↓

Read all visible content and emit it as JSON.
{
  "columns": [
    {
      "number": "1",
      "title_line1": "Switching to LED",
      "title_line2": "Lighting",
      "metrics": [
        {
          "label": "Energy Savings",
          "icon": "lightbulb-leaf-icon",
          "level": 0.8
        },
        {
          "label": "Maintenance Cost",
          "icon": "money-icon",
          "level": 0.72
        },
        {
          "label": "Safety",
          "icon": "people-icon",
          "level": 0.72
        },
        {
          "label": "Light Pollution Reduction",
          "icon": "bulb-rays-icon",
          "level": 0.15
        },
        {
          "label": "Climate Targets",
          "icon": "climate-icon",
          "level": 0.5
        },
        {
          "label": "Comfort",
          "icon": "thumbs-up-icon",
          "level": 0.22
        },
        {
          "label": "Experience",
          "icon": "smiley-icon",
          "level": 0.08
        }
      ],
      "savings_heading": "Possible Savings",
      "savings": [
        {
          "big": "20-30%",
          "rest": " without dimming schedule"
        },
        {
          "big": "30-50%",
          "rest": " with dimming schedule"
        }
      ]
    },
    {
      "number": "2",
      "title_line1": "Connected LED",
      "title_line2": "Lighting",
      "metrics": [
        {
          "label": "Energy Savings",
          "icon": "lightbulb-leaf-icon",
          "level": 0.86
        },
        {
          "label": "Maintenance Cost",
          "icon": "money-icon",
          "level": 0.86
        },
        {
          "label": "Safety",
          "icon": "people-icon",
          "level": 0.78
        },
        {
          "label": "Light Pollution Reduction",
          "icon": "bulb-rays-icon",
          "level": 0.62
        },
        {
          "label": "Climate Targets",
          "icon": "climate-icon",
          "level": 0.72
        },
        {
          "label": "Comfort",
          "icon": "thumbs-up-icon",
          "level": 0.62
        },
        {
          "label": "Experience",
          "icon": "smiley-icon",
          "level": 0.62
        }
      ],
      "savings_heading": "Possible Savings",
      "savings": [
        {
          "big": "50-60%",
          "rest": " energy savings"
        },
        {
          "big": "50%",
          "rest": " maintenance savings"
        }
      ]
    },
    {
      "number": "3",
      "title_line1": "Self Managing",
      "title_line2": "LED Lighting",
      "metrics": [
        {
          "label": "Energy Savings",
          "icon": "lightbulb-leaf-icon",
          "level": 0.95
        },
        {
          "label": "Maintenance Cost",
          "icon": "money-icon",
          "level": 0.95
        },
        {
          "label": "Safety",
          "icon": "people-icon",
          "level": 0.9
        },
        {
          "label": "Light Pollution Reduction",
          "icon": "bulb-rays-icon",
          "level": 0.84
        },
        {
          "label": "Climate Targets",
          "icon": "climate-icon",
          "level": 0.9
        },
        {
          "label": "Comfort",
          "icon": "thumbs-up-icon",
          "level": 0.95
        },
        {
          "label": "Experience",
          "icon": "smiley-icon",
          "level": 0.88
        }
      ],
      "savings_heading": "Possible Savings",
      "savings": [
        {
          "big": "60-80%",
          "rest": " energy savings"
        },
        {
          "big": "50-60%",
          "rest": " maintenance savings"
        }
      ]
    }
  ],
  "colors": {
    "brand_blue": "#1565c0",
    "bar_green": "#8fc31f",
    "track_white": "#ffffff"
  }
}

↑

WRITTEN EXERCISE: Whichever lines contain the string "dimming", select and copy them.

RESULT OF THE EXERCISE:
          "rest": " without dimming schedule"
          "rest": " with dimming schedule"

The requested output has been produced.